▶ _Extrait du document_:
==============================

Bien que cela puisse sembler un peu alarmant, ces résultats ne sont pas vraiment pertinents pour la recherche sur les exoplanètes, car tout système d’exoplanètes qui reste assez longtemps pour être détectable par nous a de grandes chances d’être stable.
En fait, il y a eu quelques bonnes nouvelles dans notre chasse aux mondes extraterrestres – dans le quart restant des simulations que l’équipe a effectuées jusqu’à la fin, la Terre était en fait plutôt normale et habitable.
Selon les chercheurs, cela contredit l’hypothèse de la Terre rare, selon laquelle les conditions qui ont donné naissance à la vie sur Terre sont si uniques qu’elles ne pourront jamais être reproduites ailleurs dans l’Univers.
“La Terre était à peu près au milieu. Elle n’était pas rapide. Elle n’était pas lente. Elle n’était ni grande, ni petite. Elle était juste vraiment moyenne”, a déclaré Horner.
“Ce qui suggère qu’au moins pour ces types d’influences orbitales, de perturbations orbitales, au lieu d’être une Terre rare, la plupart des planètes que vous trouvez qui sont sur l’orbite de la Terre dans les systèmes que nous avons simulés seraient aussi adaptées à la vie que la Terre, sinon mieux du point de vue des oscillations cycliques [climatiques].”

==============================

Données de reconnaissance de la structure des documents:
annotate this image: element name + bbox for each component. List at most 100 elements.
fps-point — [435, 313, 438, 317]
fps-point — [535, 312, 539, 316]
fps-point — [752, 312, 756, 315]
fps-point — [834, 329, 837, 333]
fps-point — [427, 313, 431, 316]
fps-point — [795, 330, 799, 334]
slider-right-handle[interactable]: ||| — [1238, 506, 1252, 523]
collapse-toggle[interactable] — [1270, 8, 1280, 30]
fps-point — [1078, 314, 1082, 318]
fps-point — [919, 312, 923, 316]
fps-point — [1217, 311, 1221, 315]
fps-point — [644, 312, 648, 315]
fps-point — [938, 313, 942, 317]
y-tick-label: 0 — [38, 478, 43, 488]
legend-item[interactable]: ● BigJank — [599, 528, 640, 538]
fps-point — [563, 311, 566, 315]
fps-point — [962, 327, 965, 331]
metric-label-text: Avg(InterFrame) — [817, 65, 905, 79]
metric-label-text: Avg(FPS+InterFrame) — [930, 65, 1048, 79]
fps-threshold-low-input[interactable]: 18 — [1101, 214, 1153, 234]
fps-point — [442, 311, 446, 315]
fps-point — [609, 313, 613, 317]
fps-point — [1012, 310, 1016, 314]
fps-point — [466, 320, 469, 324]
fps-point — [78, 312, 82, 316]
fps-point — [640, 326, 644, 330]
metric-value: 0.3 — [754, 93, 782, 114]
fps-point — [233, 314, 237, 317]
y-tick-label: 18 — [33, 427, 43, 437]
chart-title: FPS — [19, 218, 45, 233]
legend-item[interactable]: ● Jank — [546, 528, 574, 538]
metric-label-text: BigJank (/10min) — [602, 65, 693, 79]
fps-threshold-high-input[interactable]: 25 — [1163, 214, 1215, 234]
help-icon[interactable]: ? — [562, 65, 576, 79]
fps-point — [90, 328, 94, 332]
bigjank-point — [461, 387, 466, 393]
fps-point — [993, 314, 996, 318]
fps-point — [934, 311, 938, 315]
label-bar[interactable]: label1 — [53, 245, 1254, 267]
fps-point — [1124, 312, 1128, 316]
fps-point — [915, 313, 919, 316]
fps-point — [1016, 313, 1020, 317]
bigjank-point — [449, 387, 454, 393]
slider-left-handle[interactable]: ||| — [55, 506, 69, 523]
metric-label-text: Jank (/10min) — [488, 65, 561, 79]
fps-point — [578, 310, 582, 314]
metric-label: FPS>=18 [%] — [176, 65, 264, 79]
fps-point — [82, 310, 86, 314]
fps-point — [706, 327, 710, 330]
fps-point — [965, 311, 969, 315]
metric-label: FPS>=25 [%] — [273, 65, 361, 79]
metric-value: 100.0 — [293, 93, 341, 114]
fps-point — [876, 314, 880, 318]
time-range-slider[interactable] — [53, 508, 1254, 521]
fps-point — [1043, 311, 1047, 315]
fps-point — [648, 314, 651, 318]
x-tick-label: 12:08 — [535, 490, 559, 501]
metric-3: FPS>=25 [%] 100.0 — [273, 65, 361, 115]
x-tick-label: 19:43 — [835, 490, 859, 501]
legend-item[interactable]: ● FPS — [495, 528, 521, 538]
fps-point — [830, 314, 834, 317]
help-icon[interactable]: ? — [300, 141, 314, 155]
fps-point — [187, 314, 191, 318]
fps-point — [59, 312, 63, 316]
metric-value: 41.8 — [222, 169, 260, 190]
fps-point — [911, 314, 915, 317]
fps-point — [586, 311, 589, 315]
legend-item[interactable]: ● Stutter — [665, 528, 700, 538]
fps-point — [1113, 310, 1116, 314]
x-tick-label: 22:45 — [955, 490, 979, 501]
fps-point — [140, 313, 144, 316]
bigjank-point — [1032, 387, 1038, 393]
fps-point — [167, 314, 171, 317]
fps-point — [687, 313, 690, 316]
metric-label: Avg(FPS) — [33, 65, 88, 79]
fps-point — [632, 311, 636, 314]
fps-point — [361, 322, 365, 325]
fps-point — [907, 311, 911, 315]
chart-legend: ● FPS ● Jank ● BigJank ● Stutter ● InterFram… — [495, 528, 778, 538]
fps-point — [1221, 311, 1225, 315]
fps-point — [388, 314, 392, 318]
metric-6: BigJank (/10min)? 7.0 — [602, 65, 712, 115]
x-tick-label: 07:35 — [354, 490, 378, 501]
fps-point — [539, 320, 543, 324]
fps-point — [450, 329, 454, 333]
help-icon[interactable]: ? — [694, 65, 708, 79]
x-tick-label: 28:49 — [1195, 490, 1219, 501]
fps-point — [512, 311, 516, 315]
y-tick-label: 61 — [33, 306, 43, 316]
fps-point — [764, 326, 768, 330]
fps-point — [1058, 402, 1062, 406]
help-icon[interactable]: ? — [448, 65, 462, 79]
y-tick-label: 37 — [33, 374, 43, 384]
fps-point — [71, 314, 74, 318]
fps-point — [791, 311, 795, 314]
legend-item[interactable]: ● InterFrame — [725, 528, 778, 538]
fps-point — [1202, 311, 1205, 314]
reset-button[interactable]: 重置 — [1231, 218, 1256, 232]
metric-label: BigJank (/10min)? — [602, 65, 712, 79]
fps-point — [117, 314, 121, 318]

==============================

Recopiez le passage de l'extrait sur la Terre rare compris entre « Bien que cela » et « ailleurs dans l’Univers. », ces deux passages inclus. Les enregistrements constituent un matériau distinct de l'extrait sur la Terre rare.

▶ _Réponse attendue_:
Bien que cela puisse sembler un peu alarmant, ces résultats ne sont pas vraiment pertinents pour la recherche sur les exoplanètes, car tout système d’exoplanètes qui reste assez longtemps pour être détectable par nous a de grandes chances d’être stable.
En fait, il y a eu quelques bonnes nouvelles dans notre chasse aux mondes extraterrestres – dans le quart restant des simulations que l’équipe a effectuées jusqu’à la fin, la Terre était en fait plutôt normale et habitable.
Selon les chercheurs, cela contredit l’hypothèse de la Terre rare, selon laquelle les conditions qui ont donné naissance à la vie sur Terre sont si uniques qu’elles ne pourront jamais être reproduites ailleurs dans l’Univers.